Section du document
====================
Depuis ses premiers écrits, lettres, articles, projets de poèmes ou de pièces de théâtre, Zola aime réfléchir la plume à la main. Cette pratique devient habitude à partir de 1867‑1868, lorsqu’il songe à écrire une vaste fresque qui concurrencerait La Comédie humaine de son maître et modèle, Balzac. Il a ainsi rédigé environ 10.000 folios de notes préparatoires aux Rougon‑Macquart, qui sont conservés à la Bibliothèque Nationale de France, département des Manuscrits, Nouvelles Acquisitions Françaises. Il a procédé de la même manière pour Les Trois Villes, 4.233 folios conservés à la Bibliothèque Méjanes d’Aix‑en‑Provence, et pour les Évangiles, 3.158 folios conservés avec les notes pour les Rougon‑Macquart. Une partie du dossier du Docteur Pascal se trouve en Suisse, à la Bibliothèque Bodmer, à Cologny.
====================
Exercice court A
Traduisez en anglais cette phrase du texte sur les notes préparatoires de Zola : « Une partie du dossier du Docteur Pascal se trouve en Suisse, à la Bibliothèque Bodmer, à Cologny. »
Exercice court B
Poursuivez le texte sur les notes préparatoires de Zola au-delà de sa dernière phrase.
Les enregistrements ne sont d'aucune utilité ici.

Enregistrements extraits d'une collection
====================
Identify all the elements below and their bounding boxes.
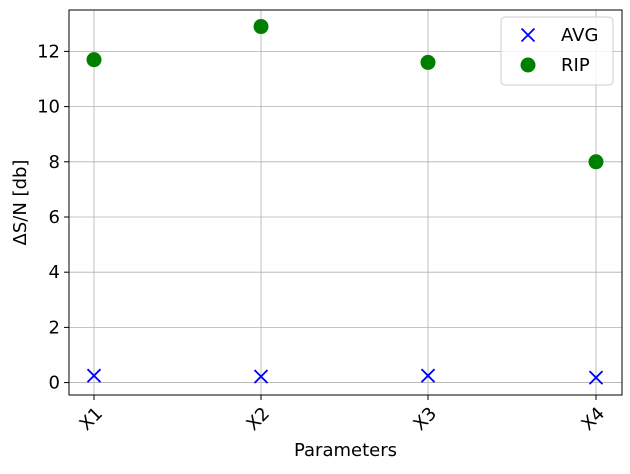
avg-point	[420, 368, 436, 383]
x-tick-label: X4	[577, 403, 609, 435]
rip-point	[420, 54, 436, 70]
y-tick-label: 4	[49, 262, 60, 283]
avg-point-legend-marker	[520, 27, 536, 43]
x-axis-ticks: X1 X2 X3 X4	[75, 395, 609, 435]
legend-label: AVG	[561, 25, 598, 46]
y-axis-ticks: 0 2 4 6 8 10 12	[37, 41, 69, 394]
x-tick-label: X2	[242, 403, 274, 435]
y-tick-label: 12	[37, 41, 60, 62]
data-marks	[86, 19, 604, 385]
y-tick-label: 8	[49, 152, 60, 173]
avg-point	[588, 370, 604, 385]
rip-point	[86, 52, 102, 68]
y-tick-label: 2	[49, 317, 60, 338]
x-tick-label: X1	[75, 403, 107, 435]
rip-point	[253, 19, 269, 35]
rip-point	[588, 154, 604, 170]
avg-point	[253, 369, 269, 384]
rip-point-legend-marker	[520, 57, 536, 73]
avg-point	[86, 368, 102, 383]
x-axis-label: Parameters	[294, 440, 397, 461]
y-axis-label: ΔS/N [db]	[10, 160, 31, 246]
legend-label: RIP	[561, 55, 590, 76]
plot-frame	[68, 9, 623, 396]
y-tick-label: 6	[49, 207, 60, 228]
legend: AVG RIP	[500, 16, 614, 86]
y-tick-label: 10	[37, 97, 60, 118]
x-tick-label: X3	[409, 403, 441, 435]
y-tick-label: 0	[49, 373, 60, 394]
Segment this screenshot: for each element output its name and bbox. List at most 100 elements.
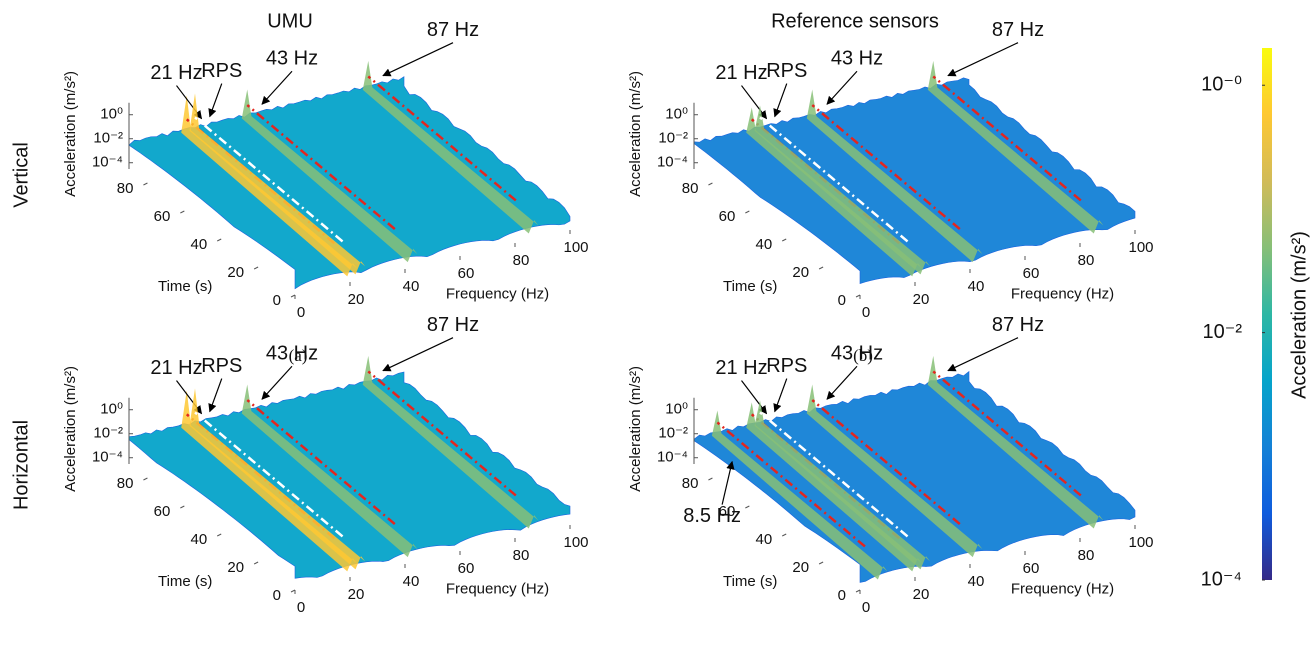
ridge	[241, 89, 418, 263]
y-tick-label: 20	[227, 264, 244, 281]
x-tick-label: 20	[913, 586, 930, 603]
y-tick-label: 0	[838, 587, 846, 604]
z-tick-label: 10⁰	[665, 401, 688, 418]
y-tick-label: 0	[838, 292, 846, 309]
annotation-arrow	[826, 70, 858, 105]
y-tick-label: 0	[273, 587, 281, 604]
z-tick-label: 10⁻²	[658, 130, 688, 147]
annotation: 21 Hz	[150, 357, 202, 379]
x-tick-label: 100	[1128, 534, 1153, 551]
colorbar-label: Acceleration (m/s²)	[1288, 231, 1310, 399]
annotation-arrow	[382, 42, 454, 77]
y-axis-label: Time (s)	[158, 573, 212, 590]
annotation: 21 Hz	[715, 357, 767, 379]
annotation: RPS	[201, 355, 242, 377]
annotation-arrow	[382, 337, 454, 372]
x-tick-label: 40	[403, 573, 420, 590]
x-tick-label: 40	[403, 278, 420, 295]
y-tick	[143, 477, 148, 481]
y-tick	[855, 294, 861, 298]
x-tick-label: 100	[563, 239, 588, 256]
ridge	[806, 384, 983, 558]
annotation: 87 Hz	[992, 19, 1044, 41]
z-axis-label: Acceleration (m/s²)	[62, 71, 79, 197]
z-tick-label: 10⁰	[100, 401, 123, 418]
y-tick-label: 80	[117, 475, 134, 492]
y-tick-label: 60	[154, 208, 171, 225]
x-tick-label: 80	[513, 252, 530, 269]
annotation: 43 Hz	[266, 343, 318, 365]
y-tick	[708, 477, 713, 481]
z-tick-label: 10⁻⁴	[92, 154, 123, 171]
z-tick-label: 10⁻⁴	[657, 154, 688, 171]
marker-line	[367, 370, 517, 497]
y-tick	[216, 533, 222, 537]
panel-label: (b)	[853, 346, 873, 365]
x-tick-label: 40	[968, 573, 985, 590]
x-tick-label: 60	[1023, 265, 1040, 282]
y-tick	[180, 210, 185, 214]
x-tick-label: 60	[458, 265, 475, 282]
x-tick-label: 0	[297, 599, 305, 616]
y-tick-label: 80	[117, 180, 134, 197]
y-tick	[708, 182, 713, 186]
x-tick-label: 40	[968, 278, 985, 295]
x-tick-label: 100	[1128, 239, 1153, 256]
y-tick-label: 40	[756, 236, 773, 253]
marker-line	[932, 75, 1082, 202]
annotation-arrow	[773, 378, 788, 413]
ridge	[754, 400, 931, 570]
panel-label: (a)	[289, 346, 308, 365]
marker-line	[932, 370, 1082, 497]
z-tick-label: 10⁻⁴	[92, 449, 123, 466]
annotation-arrow	[721, 460, 735, 505]
y-tick-label: 80	[682, 475, 699, 492]
marker-line	[759, 116, 909, 243]
annotation-arrow	[176, 380, 203, 415]
z-tick-label: 10⁻⁴	[657, 449, 688, 466]
surface	[128, 76, 571, 290]
surface	[693, 370, 1136, 583]
y-tick	[180, 505, 185, 509]
ridge	[362, 60, 539, 234]
y-tick-label: 80	[682, 180, 699, 197]
ridge	[189, 93, 366, 275]
z-axis-label: Acceleration (m/s²)	[627, 71, 644, 197]
x-tick-label: 80	[1078, 252, 1095, 269]
column-title: Reference sensors	[771, 10, 939, 32]
x-tick-label: 80	[513, 547, 530, 564]
colorbar-tick-label: 10⁻⁴	[1201, 568, 1242, 590]
marker-line	[246, 104, 396, 231]
annotation: RPS	[201, 60, 242, 82]
y-tick	[253, 266, 259, 270]
y-tick	[290, 294, 296, 298]
y-tick	[290, 589, 296, 593]
y-tick-label: 40	[191, 531, 208, 548]
marker-line	[716, 421, 866, 548]
x-tick-label: 20	[913, 291, 930, 308]
ridge	[189, 388, 366, 570]
y-tick-label: 40	[756, 531, 773, 548]
y-tick-label: 0	[273, 292, 281, 309]
marker-line	[246, 399, 396, 526]
x-tick-label: 60	[458, 560, 475, 577]
ridge	[927, 60, 1104, 234]
y-tick-label: 60	[154, 503, 171, 520]
ridge	[241, 384, 418, 558]
x-axis-label: Frequency (Hz)	[1011, 285, 1114, 302]
annotation: 43 Hz	[266, 48, 318, 70]
annotation: 87 Hz	[992, 314, 1044, 336]
annotation: RPS	[766, 355, 807, 377]
surface	[693, 77, 1136, 284]
y-tick-label: 20	[227, 559, 244, 576]
y-tick	[745, 505, 750, 509]
annotation-arrow	[176, 85, 203, 120]
y-tick-label: 60	[719, 208, 736, 225]
x-tick-label: 80	[1078, 547, 1095, 564]
annotation-arrow	[773, 83, 788, 118]
y-tick-label: 60	[719, 503, 736, 520]
annotation-arrow	[947, 337, 1019, 372]
y-tick	[745, 210, 750, 214]
x-tick-label: 0	[862, 304, 870, 321]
====================
Réponse rédigée A
Part of the Docteur Pascal file is held in Switzerland, at the Bibliothèque Bodmer, in Cologny.

Réponse rédigée B
Cette édition offre pour la première fois dans leur intégralité ces travaux préparatoires en très grande partie encore inédits. Elle ne s’adresse pas qu’aux seuls spécialistes de Zola. Ceux qui souhaitent pénétrer les secrets de la création romanesque, plus largement, de l’écriture, y trouveront un très grand intérêt, de même que, pour d’autres raisons, sociologues et historiens, ou, plus simplement, ceux qui s’intéressent aux modes de vie du XIXe siècle, à la société de l’époque et aux problèmes divers qui s’y posaient. De plus, voir les manuscrits, même en fac‑similé, émeut, procure un réel plaisir esthétique, informe. Zola a une belle écriture, il aime calligraphier les titres, il sait utiliser harmonieusement l’espace de la page, ses plans des lieux disent immédiatement ses intentions. Son écriture tout comme les zigzags dont il fait suivre certains paragraphes, sortes de Z, dans lesquels on peut voir autant de signatures, révèlent souvent le plaisir qu’il a pris à imaginer certaines scènes, à laisser aller son imagination, à satisfaire ses fantasmes.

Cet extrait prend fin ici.